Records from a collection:
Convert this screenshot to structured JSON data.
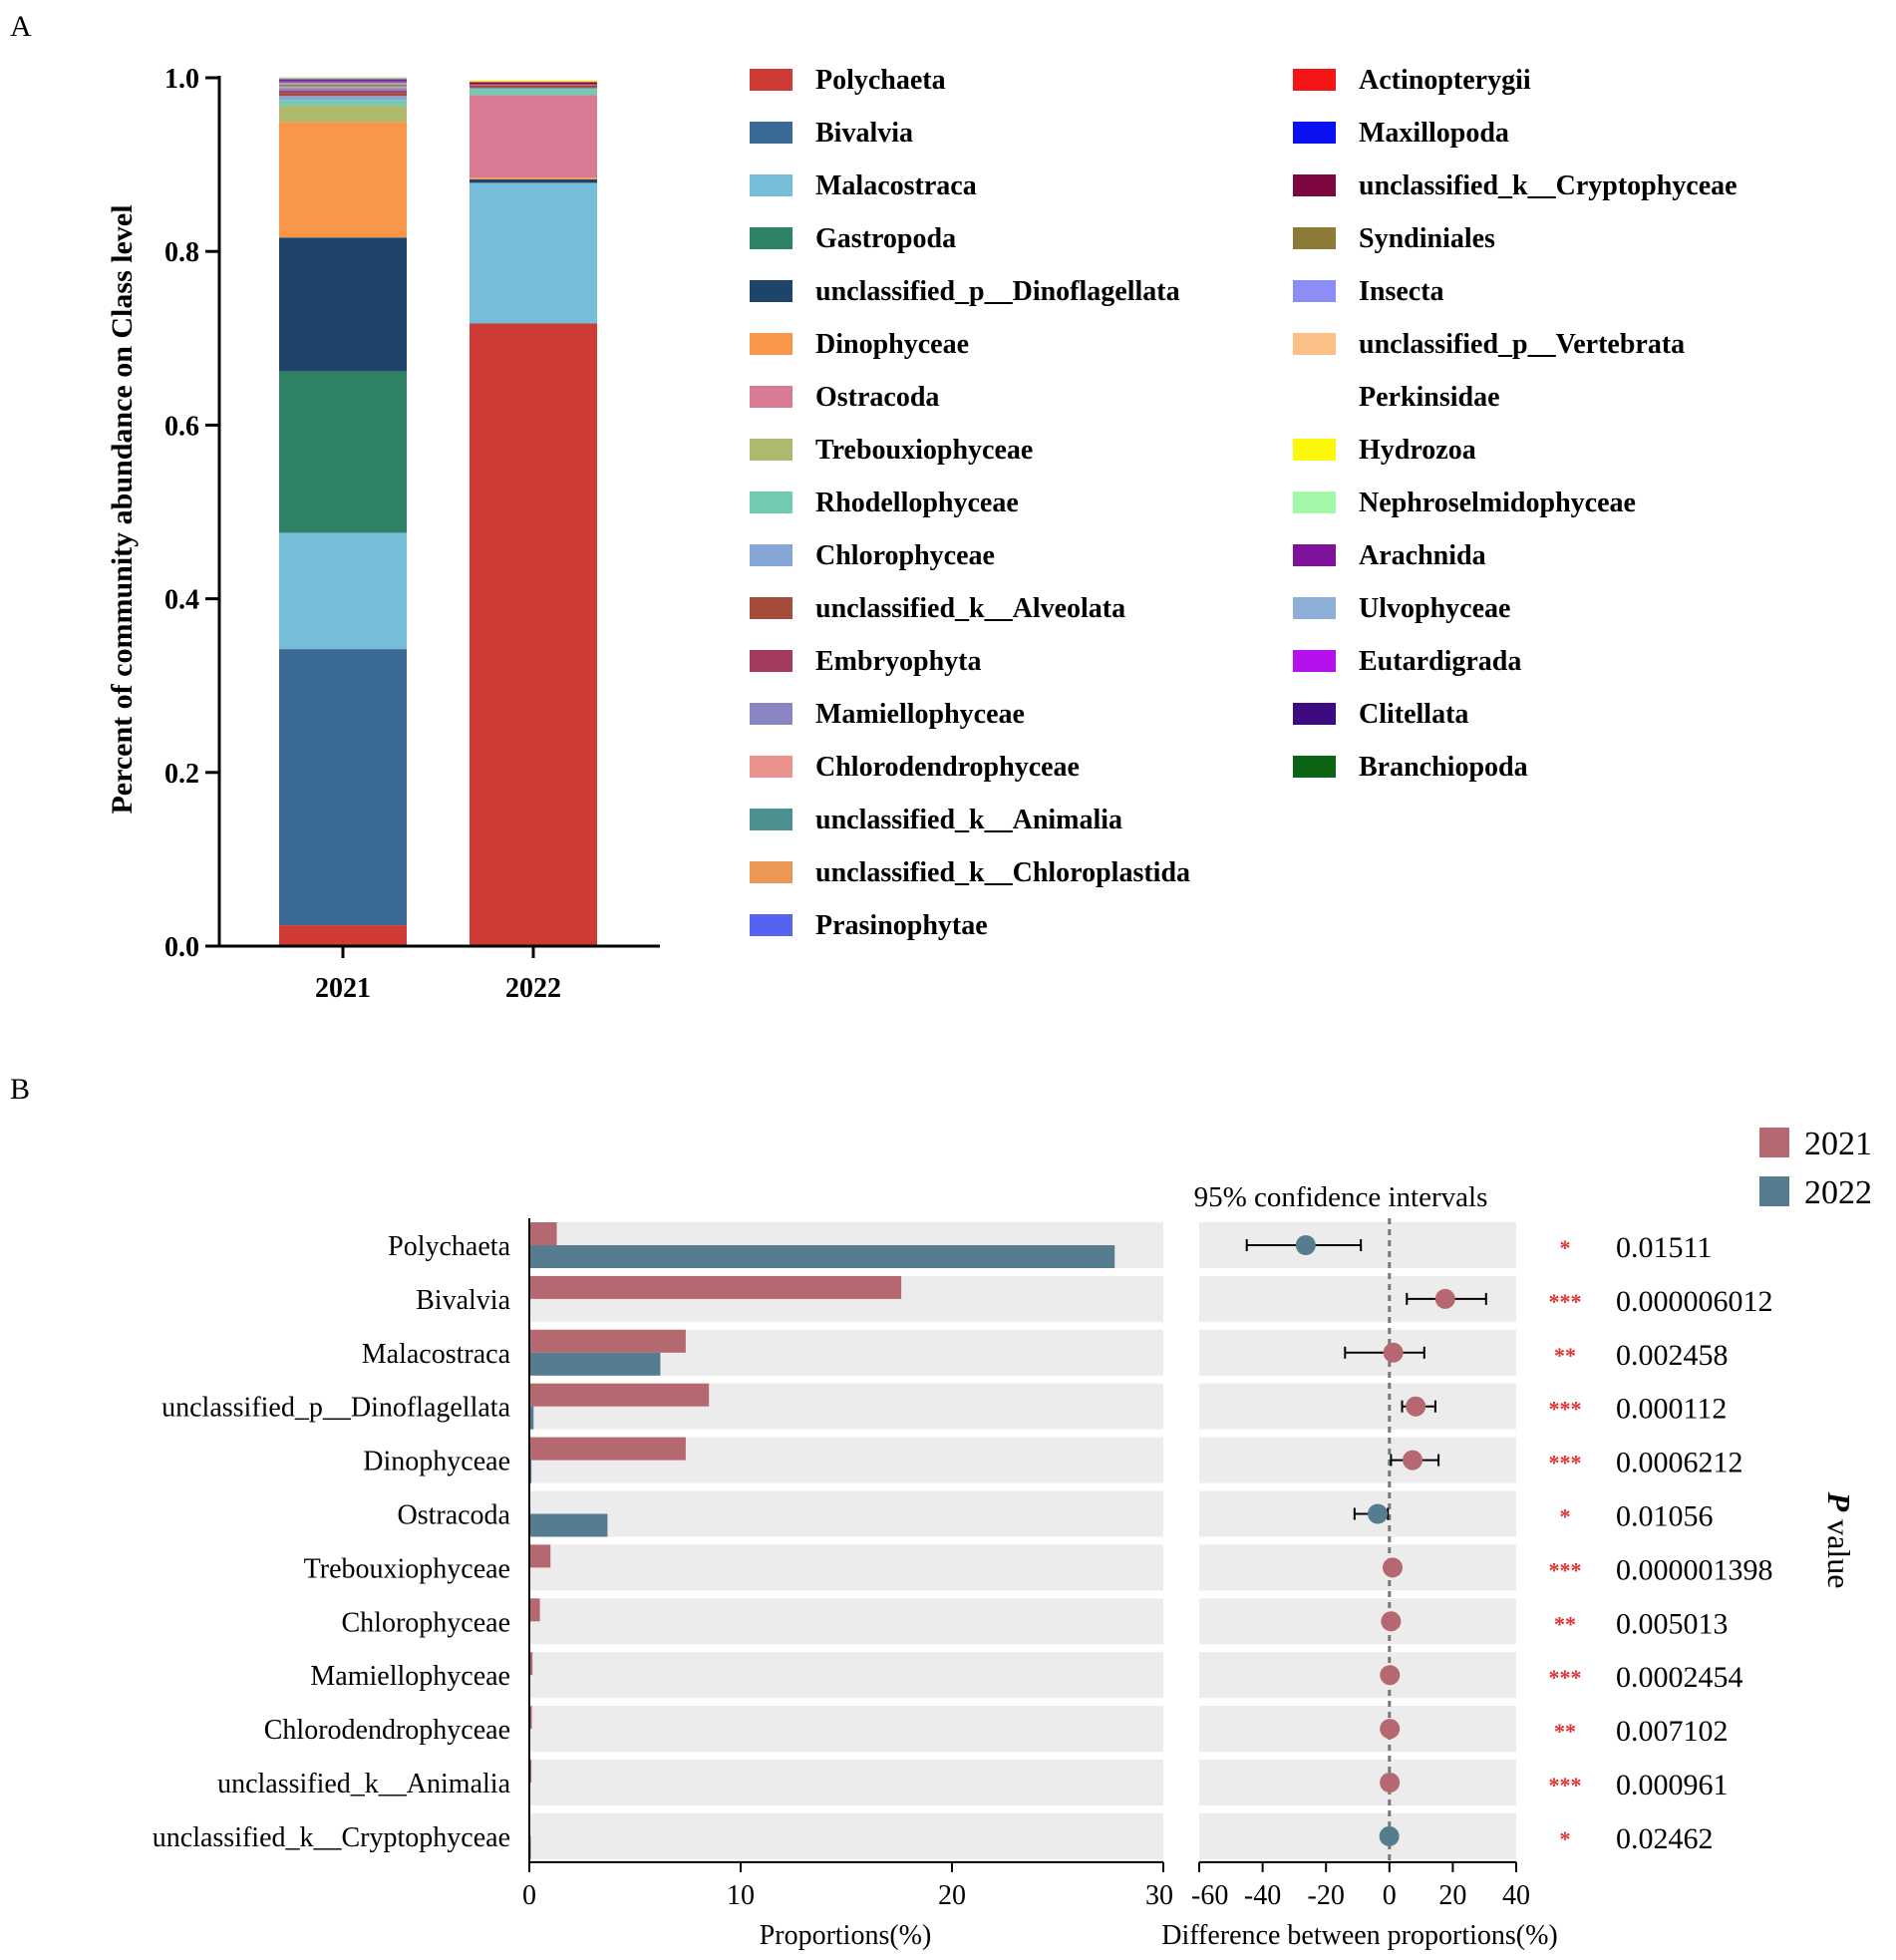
{
  "chart_data": [
    {
      "panel": "A",
      "type": "bar",
      "stacked": true,
      "title": "",
      "xlabel": "",
      "ylabel": "Percent of community abundance on Class level",
      "ylim": [
        0,
        1.0
      ],
      "yticks": [
        "0.0",
        "0.2",
        "0.4",
        "0.6",
        "0.8",
        "1.0"
      ],
      "categories": [
        "2021",
        "2022"
      ],
      "legend_position": "right",
      "series": [
        {
          "name": "Polychaeta",
          "color": "#cf3b34",
          "values": [
            0.024,
            0.717
          ]
        },
        {
          "name": "Bivalvia",
          "color": "#3a6996",
          "values": [
            0.318,
            0.0
          ]
        },
        {
          "name": "Malacostraca",
          "color": "#75bdd8",
          "values": [
            0.134,
            0.162
          ]
        },
        {
          "name": "Gastropoda",
          "color": "#2e8266",
          "values": [
            0.186,
            0.0
          ]
        },
        {
          "name": "unclassified_p__Dinoflagellata",
          "color": "#1f446b",
          "values": [
            0.154,
            0.004
          ]
        },
        {
          "name": "Dinophyceae",
          "color": "#f9964a",
          "values": [
            0.133,
            0.002
          ]
        },
        {
          "name": "Ostracoda",
          "color": "#d87a94",
          "values": [
            0.0,
            0.095
          ]
        },
        {
          "name": "Trebouxiophyceae",
          "color": "#aeb96e",
          "values": [
            0.019,
            0.0
          ]
        },
        {
          "name": "Rhodellophyceae",
          "color": "#74cbb4",
          "values": [
            0.006,
            0.008
          ]
        },
        {
          "name": "Chlorophyceae",
          "color": "#86a7d6",
          "values": [
            0.005,
            0.0
          ]
        },
        {
          "name": "unclassified_k__Alveolata",
          "color": "#a54c3b",
          "values": [
            0.003,
            0.001
          ]
        },
        {
          "name": "Embryophyta",
          "color": "#a23c5c",
          "values": [
            0.003,
            0.002
          ]
        },
        {
          "name": "Mamiellophyceae",
          "color": "#8a86c3",
          "values": [
            0.003,
            0.0
          ]
        },
        {
          "name": "Chlorodendrophyceae",
          "color": "#ea938c",
          "values": [
            0.002,
            0.0
          ]
        },
        {
          "name": "unclassified_k__Animalia",
          "color": "#4b918f",
          "values": [
            0.002,
            0.001
          ]
        },
        {
          "name": "unclassified_k__Chloroplastida",
          "color": "#ea9856",
          "values": [
            0.002,
            0.0
          ]
        },
        {
          "name": "Prasinophytae",
          "color": "#5464f2",
          "values": [
            0.002,
            0.0
          ]
        },
        {
          "name": "Actinopterygii",
          "color": "#f41616",
          "values": [
            0.001,
            0.001
          ]
        },
        {
          "name": "Maxillopoda",
          "color": "#0a10ef",
          "values": [
            0.001,
            0.0
          ]
        },
        {
          "name": "unclassified_k__Cryptophyceae",
          "color": "#7d0640",
          "values": [
            0.0,
            0.002
          ]
        },
        {
          "name": "Syndiniales",
          "color": "#8c7b38",
          "values": [
            0.001,
            0.0
          ]
        },
        {
          "name": "Insecta",
          "color": "#8b8ef6",
          "values": [
            0.0005,
            0.0
          ]
        },
        {
          "name": "unclassified_p__Vertebrata",
          "color": "#fcbf86",
          "values": [
            0.0005,
            0.001
          ]
        },
        {
          "name": "Perkinsidae",
          "color": "#ffffff",
          "values": [
            0.0005,
            0.0
          ]
        },
        {
          "name": "Hydrozoa",
          "color": "#fdf709",
          "values": [
            0.0,
            0.001
          ]
        },
        {
          "name": "Nephroselmidophyceae",
          "color": "#a2f8a7",
          "values": [
            0.0005,
            0.0
          ]
        },
        {
          "name": "Arachnida",
          "color": "#7e129a",
          "values": [
            0.0,
            0.0
          ]
        },
        {
          "name": "Ulvophyceae",
          "color": "#8daed6",
          "values": [
            0.0,
            0.0
          ]
        },
        {
          "name": "Eutardigrada",
          "color": "#b511ec",
          "values": [
            0.0,
            0.0
          ]
        },
        {
          "name": "Clitellata",
          "color": "#3e0a80",
          "values": [
            0.0,
            0.0
          ]
        },
        {
          "name": "Branchiopoda",
          "color": "#0b6314",
          "values": [
            0.0,
            0.0
          ]
        }
      ]
    },
    {
      "panel": "B",
      "type": "bar",
      "orientation": "horizontal",
      "xlabel": "Proportions(%)",
      "xlim": [
        0,
        30
      ],
      "xticks": [
        "0",
        "10",
        "20",
        "30"
      ],
      "categories": [
        "Polychaeta",
        "Bivalvia",
        "Malacostraca",
        "unclassified_p__Dinoflagellata",
        "Dinophyceae",
        "Ostracoda",
        "Trebouxiophyceae",
        "Chlorophyceae",
        "Mamiellophyceae",
        "Chlorodendrophyceae",
        "unclassified_k__Animalia",
        "unclassified_k__Cryptophyceae"
      ],
      "series": [
        {
          "name": "2021",
          "color": "#b5686f",
          "values": [
            1.3,
            17.6,
            7.4,
            8.5,
            7.4,
            0.0,
            1.0,
            0.5,
            0.15,
            0.12,
            0.1,
            0.0
          ]
        },
        {
          "name": "2022",
          "color": "#557d8f",
          "values": [
            27.7,
            0.0,
            6.2,
            0.2,
            0.1,
            3.7,
            0.0,
            0.0,
            0.0,
            0.0,
            0.0,
            0.05
          ]
        }
      ]
    },
    {
      "panel": "B",
      "type": "scatter",
      "title": "95% confidence intervals",
      "xlabel": "Difference between proportions(%)",
      "xlim": [
        -60,
        40
      ],
      "xticks": [
        "-60",
        "-40",
        "-20",
        "0",
        "20",
        "40"
      ],
      "categories": [
        "Polychaeta",
        "Bivalvia",
        "Malacostraca",
        "unclassified_p__Dinoflagellata",
        "Dinophyceae",
        "Ostracoda",
        "Trebouxiophyceae",
        "Chlorophyceae",
        "Mamiellophyceae",
        "Chlorodendrophyceae",
        "unclassified_k__Animalia",
        "unclassified_k__Cryptophyceae"
      ],
      "difference": [
        -26.4,
        17.6,
        1.2,
        8.3,
        7.3,
        -3.7,
        1.0,
        0.5,
        0.15,
        0.12,
        0.1,
        -0.05
      ],
      "ci_low": [
        -45,
        5.5,
        -14,
        4,
        0.5,
        -11,
        0.6,
        0.2,
        0.05,
        0.03,
        0.02,
        -0.1
      ],
      "ci_high": [
        -9,
        30.5,
        11,
        14.5,
        15.5,
        -0.5,
        1.4,
        0.8,
        0.25,
        0.21,
        0.18,
        0.0
      ],
      "enriched_in": [
        "2022",
        "2021",
        "2021",
        "2021",
        "2021",
        "2022",
        "2021",
        "2021",
        "2021",
        "2021",
        "2021",
        "2022"
      ],
      "significance": [
        "*",
        "***",
        "**",
        "***",
        "***",
        "*",
        "***",
        "**",
        "***",
        "**",
        "***",
        "*"
      ],
      "p_values": [
        "0.01511",
        "0.000006012",
        "0.002458",
        "0.000112",
        "0.0006212",
        "0.01056",
        "0.000001398",
        "0.005013",
        "0.0002454",
        "0.007102",
        "0.000961",
        "0.02462"
      ],
      "p_label_prefix": "P",
      "p_label_suffix": " value",
      "legend": [
        {
          "name": "2021",
          "color": "#b5686f"
        },
        {
          "name": "2022",
          "color": "#557d8f"
        }
      ],
      "legend_position": "top-right"
    }
  ],
  "panel_labels": {
    "a": "A",
    "b": "B"
  }
}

Requirements: Leave out every picture and copy the rest of the records exactly.

Task output:
Convert this screenshot to structured JSON data.
{
  "chart_data": [
    {
      "panel": "A",
      "type": "bar",
      "stacked": true,
      "title": "",
      "xlabel": "",
      "ylabel": "Percent of community abundance on Class level",
      "ylim": [
        0,
        1.0
      ],
      "yticks": [
        "0.0",
        "0.2",
        "0.4",
        "0.6",
        "0.8",
        "1.0"
      ],
      "categories": [
        "2021",
        "2022"
      ],
      "legend_position": "right",
      "series": [
        {
          "name": "Polychaeta",
          "color": "#cf3b34",
          "values": [
            0.024,
            0.717
          ]
        },
        {
          "name": "Bivalvia",
          "color": "#3a6996",
          "values": [
            0.318,
            0.0
          ]
        },
        {
          "name": "Malacostraca",
          "color": "#75bdd8",
          "values": [
            0.134,
            0.162
          ]
        },
        {
          "name": "Gastropoda",
          "color": "#2e8266",
          "values": [
            0.186,
            0.0
          ]
        },
        {
          "name": "unclassified_p__Dinoflagellata",
          "color": "#1f446b",
          "values": [
            0.154,
            0.004
          ]
        },
        {
          "name": "Dinophyceae",
          "color": "#f9964a",
          "values": [
            0.133,
            0.002
          ]
        },
        {
          "name": "Ostracoda",
          "color": "#d87a94",
          "values": [
            0.0,
            0.095
          ]
        },
        {
          "name": "Trebouxiophyceae",
          "color": "#aeb96e",
          "values": [
            0.019,
            0.0
          ]
        },
        {
          "name": "Rhodellophyceae",
          "color": "#74cbb4",
          "values": [
            0.006,
            0.008
          ]
        },
        {
          "name": "Chlorophyceae",
          "color": "#86a7d6",
          "values": [
            0.005,
            0.0
          ]
        },
        {
          "name": "unclassified_k__Alveolata",
          "color": "#a54c3b",
          "values": [
            0.003,
            0.001
          ]
        },
        {
          "name": "Embryophyta",
          "color": "#a23c5c",
          "values": [
            0.003,
            0.002
          ]
        },
        {
          "name": "Mamiellophyceae",
          "color": "#8a86c3",
          "values": [
            0.003,
            0.0
          ]
        },
        {
          "name": "Chlorodendrophyceae",
          "color": "#ea938c",
          "values": [
            0.002,
            0.0
          ]
        },
        {
          "name": "unclassified_k__Animalia",
          "color": "#4b918f",
          "values": [
            0.002,
            0.001
          ]
        },
        {
          "name": "unclassified_k__Chloroplastida",
          "color": "#ea9856",
          "values": [
            0.002,
            0.0
          ]
        },
        {
          "name": "Prasinophytae",
          "color": "#5464f2",
          "values": [
            0.002,
            0.0
          ]
        },
        {
          "name": "Actinopterygii",
          "color": "#f41616",
          "values": [
            0.001,
            0.001
          ]
        },
        {
          "name": "Maxillopoda",
          "color": "#0a10ef",
          "values": [
            0.001,
            0.0
          ]
        },
        {
          "name": "unclassified_k__Cryptophyceae",
          "color": "#7d0640",
          "values": [
            0.0,
            0.002
          ]
        },
        {
          "name": "Syndiniales",
          "color": "#8c7b38",
          "values": [
            0.001,
            0.0
          ]
        },
        {
          "name": "Insecta",
          "color": "#8b8ef6",
          "values": [
            0.0005,
            0.0
          ]
        },
        {
          "name": "unclassified_p__Vertebrata",
          "color": "#fcbf86",
          "values": [
            0.0005,
            0.001
          ]
        },
        {
          "name": "Perkinsidae",
          "color": "#ffffff",
          "values": [
            0.0005,
            0.0
          ]
        },
        {
          "name": "Hydrozoa",
          "color": "#fdf709",
          "values": [
            0.0,
            0.001
          ]
        },
        {
          "name": "Nephroselmidophyceae",
          "color": "#a2f8a7",
          "values": [
            0.0005,
            0.0
          ]
        },
        {
          "name": "Arachnida",
          "color": "#7e129a",
          "values": [
            0.0,
            0.0
          ]
        },
        {
          "name": "Ulvophyceae",
          "color": "#8daed6",
          "values": [
            0.0,
            0.0
          ]
        },
        {
          "name": "Eutardigrada",
          "color": "#b511ec",
          "values": [
            0.0,
            0.0
          ]
        },
        {
          "name": "Clitellata",
          "color": "#3e0a80",
          "values": [
            0.0,
            0.0
          ]
        },
        {
          "name": "Branchiopoda",
          "color": "#0b6314",
          "values": [
            0.0,
            0.0
          ]
        }
      ]
    },
    {
      "panel": "B",
      "type": "bar",
      "orientation": "horizontal",
      "xlabel": "Proportions(%)",
      "xlim": [
        0,
        30
      ],
      "xticks": [
        "0",
        "10",
        "20",
        "30"
      ],
      "categories": [
        "Polychaeta",
        "Bivalvia",
        "Malacostraca",
        "unclassified_p__Dinoflagellata",
        "Dinophyceae",
        "Ostracoda",
        "Trebouxiophyceae",
        "Chlorophyceae",
        "Mamiellophyceae",
        "Chlorodendrophyceae",
        "unclassified_k__Animalia",
        "unclassified_k__Cryptophyceae"
      ],
      "series": [
        {
          "name": "2021",
          "color": "#b5686f",
          "values": [
            1.3,
            17.6,
            7.4,
            8.5,
            7.4,
            0.0,
            1.0,
            0.5,
            0.15,
            0.12,
            0.1,
            0.0
          ]
        },
        {
          "name": "2022",
          "color": "#557d8f",
          "values": [
            27.7,
            0.0,
            6.2,
            0.2,
            0.1,
            3.7,
            0.0,
            0.0,
            0.0,
            0.0,
            0.0,
            0.05
          ]
        }
      ]
    },
    {
      "panel": "B",
      "type": "scatter",
      "title": "95% confidence intervals",
      "xlabel": "Difference between proportions(%)",
      "xlim": [
        -60,
        40
      ],
      "xticks": [
        "-60",
        "-40",
        "-20",
        "0",
        "20",
        "40"
      ],
      "categories": [
        "Polychaeta",
        "Bivalvia",
        "Malacostraca",
        "unclassified_p__Dinoflagellata",
        "Dinophyceae",
        "Ostracoda",
        "Trebouxiophyceae",
        "Chlorophyceae",
        "Mamiellophyceae",
        "Chlorodendrophyceae",
        "unclassified_k__Animalia",
        "unclassified_k__Cryptophyceae"
      ],
      "difference": [
        -26.4,
        17.6,
        1.2,
        8.3,
        7.3,
        -3.7,
        1.0,
        0.5,
        0.15,
        0.12,
        0.1,
        -0.05
      ],
      "ci_low": [
        -45,
        5.5,
        -14,
        4,
        0.5,
        -11,
        0.6,
        0.2,
        0.05,
        0.03,
        0.02,
        -0.1
      ],
      "ci_high": [
        -9,
        30.5,
        11,
        14.5,
        15.5,
        -0.5,
        1.4,
        0.8,
        0.25,
        0.21,
        0.18,
        0.0
      ],
      "enriched_in": [
        "2022",
        "2021",
        "2021",
        "2021",
        "2021",
        "2022",
        "2021",
        "2021",
        "2021",
        "2021",
        "2021",
        "2022"
      ],
      "significance": [
        "*",
        "***",
        "**",
        "***",
        "***",
        "*",
        "***",
        "**",
        "***",
        "**",
        "***",
        "*"
      ],
      "p_values": [
        "0.01511",
        "0.000006012",
        "0.002458",
        "0.000112",
        "0.0006212",
        "0.01056",
        "0.000001398",
        "0.005013",
        "0.0002454",
        "0.007102",
        "0.000961",
        "0.02462"
      ],
      "p_label_prefix": "P",
      "p_label_suffix": " value",
      "legend": [
        {
          "name": "2021",
          "color": "#b5686f"
        },
        {
          "name": "2022",
          "color": "#557d8f"
        }
      ],
      "legend_position": "top-right"
    }
  ],
  "panel_labels": {
    "a": "A",
    "b": "B"
  }
}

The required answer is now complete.